Directions for this task: Spot every line with the word "Israel" and return it.

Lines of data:
— begin —

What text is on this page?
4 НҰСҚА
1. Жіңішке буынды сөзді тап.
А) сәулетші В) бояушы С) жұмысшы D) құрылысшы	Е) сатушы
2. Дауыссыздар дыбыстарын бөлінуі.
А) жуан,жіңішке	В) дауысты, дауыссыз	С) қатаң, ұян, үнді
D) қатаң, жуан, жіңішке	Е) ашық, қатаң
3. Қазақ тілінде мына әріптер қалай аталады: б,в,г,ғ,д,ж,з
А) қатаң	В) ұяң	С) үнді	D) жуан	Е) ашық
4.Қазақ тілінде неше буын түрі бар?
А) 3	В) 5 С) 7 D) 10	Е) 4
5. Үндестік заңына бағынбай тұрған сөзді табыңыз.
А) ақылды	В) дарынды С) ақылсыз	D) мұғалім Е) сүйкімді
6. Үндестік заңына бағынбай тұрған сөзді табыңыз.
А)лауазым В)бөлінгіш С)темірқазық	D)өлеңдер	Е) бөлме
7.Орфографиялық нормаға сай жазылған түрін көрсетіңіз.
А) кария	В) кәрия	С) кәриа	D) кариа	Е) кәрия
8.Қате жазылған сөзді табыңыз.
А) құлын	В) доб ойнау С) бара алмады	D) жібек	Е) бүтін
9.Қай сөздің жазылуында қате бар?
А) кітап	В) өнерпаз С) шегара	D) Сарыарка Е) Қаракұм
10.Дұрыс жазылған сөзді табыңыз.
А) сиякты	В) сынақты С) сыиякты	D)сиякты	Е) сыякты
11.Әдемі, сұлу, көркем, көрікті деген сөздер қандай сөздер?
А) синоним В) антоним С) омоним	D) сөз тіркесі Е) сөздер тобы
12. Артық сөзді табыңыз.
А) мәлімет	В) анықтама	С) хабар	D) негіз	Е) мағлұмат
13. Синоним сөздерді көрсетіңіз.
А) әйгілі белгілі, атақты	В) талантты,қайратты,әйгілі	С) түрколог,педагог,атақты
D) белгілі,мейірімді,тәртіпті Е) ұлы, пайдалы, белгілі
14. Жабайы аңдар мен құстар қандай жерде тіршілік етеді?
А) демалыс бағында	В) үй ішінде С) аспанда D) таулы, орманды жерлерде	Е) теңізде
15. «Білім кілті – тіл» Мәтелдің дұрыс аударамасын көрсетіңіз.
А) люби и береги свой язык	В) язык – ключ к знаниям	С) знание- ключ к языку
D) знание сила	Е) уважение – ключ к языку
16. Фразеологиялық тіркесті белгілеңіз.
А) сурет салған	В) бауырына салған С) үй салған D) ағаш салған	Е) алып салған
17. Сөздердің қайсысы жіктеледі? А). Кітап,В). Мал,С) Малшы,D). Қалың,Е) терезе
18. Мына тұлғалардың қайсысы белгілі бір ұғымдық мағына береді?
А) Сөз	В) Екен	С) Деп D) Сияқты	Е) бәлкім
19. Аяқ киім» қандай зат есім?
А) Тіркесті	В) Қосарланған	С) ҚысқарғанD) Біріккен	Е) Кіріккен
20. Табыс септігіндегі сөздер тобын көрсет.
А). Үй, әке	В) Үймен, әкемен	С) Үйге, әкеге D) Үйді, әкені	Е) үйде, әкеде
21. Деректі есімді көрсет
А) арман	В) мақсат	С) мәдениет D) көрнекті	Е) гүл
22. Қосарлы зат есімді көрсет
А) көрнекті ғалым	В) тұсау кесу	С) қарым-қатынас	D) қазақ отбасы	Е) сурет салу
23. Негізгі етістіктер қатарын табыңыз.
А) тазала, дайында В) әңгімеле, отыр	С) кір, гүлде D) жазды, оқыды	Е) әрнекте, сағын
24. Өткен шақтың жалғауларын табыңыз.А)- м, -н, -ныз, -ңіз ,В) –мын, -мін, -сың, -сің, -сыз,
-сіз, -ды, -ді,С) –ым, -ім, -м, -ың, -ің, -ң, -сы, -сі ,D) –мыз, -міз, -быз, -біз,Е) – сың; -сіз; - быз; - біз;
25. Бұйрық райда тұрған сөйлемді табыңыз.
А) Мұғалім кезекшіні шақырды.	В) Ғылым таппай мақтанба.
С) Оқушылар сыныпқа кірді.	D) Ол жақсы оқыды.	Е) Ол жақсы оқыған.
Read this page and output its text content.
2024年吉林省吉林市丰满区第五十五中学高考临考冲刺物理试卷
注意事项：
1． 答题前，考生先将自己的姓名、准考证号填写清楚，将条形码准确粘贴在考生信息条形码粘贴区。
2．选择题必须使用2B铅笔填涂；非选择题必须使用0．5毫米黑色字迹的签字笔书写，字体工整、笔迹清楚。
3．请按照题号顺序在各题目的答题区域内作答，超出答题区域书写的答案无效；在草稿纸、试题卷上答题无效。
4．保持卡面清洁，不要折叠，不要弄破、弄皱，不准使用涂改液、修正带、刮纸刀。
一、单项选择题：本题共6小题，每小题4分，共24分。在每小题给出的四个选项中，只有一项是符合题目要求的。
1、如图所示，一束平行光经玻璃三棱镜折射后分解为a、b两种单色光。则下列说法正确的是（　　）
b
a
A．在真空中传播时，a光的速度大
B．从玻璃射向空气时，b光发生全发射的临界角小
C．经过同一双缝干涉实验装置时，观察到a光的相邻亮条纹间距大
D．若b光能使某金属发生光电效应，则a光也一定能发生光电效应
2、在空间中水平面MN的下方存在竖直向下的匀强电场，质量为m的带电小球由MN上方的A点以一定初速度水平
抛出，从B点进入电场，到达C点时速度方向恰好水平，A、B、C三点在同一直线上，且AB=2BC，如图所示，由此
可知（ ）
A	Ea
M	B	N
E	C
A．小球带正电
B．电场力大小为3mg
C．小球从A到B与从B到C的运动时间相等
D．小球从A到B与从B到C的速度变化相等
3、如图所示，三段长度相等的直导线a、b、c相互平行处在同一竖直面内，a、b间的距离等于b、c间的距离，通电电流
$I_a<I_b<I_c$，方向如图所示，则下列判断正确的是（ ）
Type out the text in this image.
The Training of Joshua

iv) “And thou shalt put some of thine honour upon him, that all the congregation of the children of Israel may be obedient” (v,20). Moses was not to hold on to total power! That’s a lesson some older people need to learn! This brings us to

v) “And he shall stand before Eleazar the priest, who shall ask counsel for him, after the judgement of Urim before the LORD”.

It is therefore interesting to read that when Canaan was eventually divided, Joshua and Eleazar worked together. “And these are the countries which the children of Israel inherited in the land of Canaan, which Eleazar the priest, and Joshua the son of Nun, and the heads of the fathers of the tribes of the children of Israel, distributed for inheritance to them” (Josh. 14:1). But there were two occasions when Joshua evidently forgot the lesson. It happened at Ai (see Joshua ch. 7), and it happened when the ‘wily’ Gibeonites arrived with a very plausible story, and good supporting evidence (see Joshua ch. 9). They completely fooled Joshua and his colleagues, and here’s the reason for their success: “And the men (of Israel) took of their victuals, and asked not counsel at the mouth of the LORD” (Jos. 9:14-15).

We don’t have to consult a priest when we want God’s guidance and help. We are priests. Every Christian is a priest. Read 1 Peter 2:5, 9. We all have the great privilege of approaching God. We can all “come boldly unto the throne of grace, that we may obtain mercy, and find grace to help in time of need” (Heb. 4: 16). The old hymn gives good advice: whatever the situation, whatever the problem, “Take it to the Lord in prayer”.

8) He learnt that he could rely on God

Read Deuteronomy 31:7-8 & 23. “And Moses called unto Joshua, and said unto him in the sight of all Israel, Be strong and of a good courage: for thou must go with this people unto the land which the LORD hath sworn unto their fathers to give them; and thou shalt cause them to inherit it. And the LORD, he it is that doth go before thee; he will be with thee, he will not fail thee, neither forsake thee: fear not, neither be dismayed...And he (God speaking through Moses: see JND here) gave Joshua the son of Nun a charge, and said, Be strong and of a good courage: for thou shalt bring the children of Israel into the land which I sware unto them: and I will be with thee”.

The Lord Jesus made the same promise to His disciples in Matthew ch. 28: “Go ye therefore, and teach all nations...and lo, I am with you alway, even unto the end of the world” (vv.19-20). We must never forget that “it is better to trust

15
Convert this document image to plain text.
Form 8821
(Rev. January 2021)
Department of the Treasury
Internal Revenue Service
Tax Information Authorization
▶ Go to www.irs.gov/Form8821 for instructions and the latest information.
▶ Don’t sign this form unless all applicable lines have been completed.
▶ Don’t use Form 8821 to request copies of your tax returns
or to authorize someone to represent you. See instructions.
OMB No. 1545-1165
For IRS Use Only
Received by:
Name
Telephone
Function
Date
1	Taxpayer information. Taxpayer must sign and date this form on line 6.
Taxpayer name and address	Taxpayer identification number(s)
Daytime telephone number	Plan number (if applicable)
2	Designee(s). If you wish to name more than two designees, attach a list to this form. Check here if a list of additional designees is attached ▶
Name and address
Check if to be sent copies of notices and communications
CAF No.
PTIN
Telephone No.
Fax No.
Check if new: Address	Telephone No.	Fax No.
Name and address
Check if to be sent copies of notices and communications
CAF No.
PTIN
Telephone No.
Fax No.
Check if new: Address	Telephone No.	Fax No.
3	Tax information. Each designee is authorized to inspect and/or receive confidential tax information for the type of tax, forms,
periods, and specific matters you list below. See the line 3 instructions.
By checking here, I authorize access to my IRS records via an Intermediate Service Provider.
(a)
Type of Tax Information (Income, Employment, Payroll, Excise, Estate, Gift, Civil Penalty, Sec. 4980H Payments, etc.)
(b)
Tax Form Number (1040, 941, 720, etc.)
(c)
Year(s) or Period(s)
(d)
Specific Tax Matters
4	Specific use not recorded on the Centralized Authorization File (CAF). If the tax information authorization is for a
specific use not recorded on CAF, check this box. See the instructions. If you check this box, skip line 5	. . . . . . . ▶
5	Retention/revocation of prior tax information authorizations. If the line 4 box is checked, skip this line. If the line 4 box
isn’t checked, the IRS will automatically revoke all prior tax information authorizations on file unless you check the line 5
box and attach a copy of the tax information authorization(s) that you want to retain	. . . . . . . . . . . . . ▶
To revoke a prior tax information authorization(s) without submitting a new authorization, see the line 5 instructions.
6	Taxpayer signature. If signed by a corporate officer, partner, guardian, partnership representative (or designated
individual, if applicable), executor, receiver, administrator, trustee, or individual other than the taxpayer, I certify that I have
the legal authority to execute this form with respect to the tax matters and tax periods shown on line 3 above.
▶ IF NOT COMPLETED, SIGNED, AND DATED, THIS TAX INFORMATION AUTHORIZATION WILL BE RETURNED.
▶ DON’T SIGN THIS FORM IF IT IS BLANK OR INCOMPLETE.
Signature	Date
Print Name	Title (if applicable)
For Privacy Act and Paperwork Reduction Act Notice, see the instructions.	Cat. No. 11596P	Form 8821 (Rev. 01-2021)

— end —

Task response:
iv) “And thou shalt put some of thine honour upon him, that all the congregation of the children of Israel may be obedient” (v,20). Moses was not to hold on to total power! That’s a lesson some older people need to learn! This brings us to
It is therefore interesting to read that when Canaan was eventually divided, Joshua and Eleazar worked together. “And these are the countries which the children of Israel inherited in the land of Canaan, which Eleazar the priest, and Joshua the son of Nun, and the heads of the fathers of the tribes of the children of Israel, distributed for inheritance to them” (Josh. 14:1). But there were two occasions when Joshua evidently forgot the lesson. It happened at Ai (see Joshua ch. 7), and it happened when the ‘wily’ Gibeonites arrived with a very plausible story, and good supporting evidence (see Joshua ch. 9). They completely fooled Joshua and his colleagues, and here’s the reason for their success: “And the men (of Israel) took of their victuals, and asked not counsel at the mouth of the LORD” (Jos. 9:14-15).
Read Deuteronomy 31:7-8 & 23. “And Moses called unto Joshua, and said unto him in the sight of all Israel, Be strong and of a good courage: for thou must go with this people unto the land which the LORD hath sworn unto their fathers to give them; and thou shalt cause them to inherit it. And the LORD, he it is that doth go before thee; he will be with thee, he will not fail thee, neither forsake thee: fear not, neither be dismayed...And he (God speaking through Moses: see JND here) gave Joshua the son of Nun a charge, and said, Be strong and of a good courage: for thou shalt bring the children of Israel into the land which I sware unto them: and I will be with thee”.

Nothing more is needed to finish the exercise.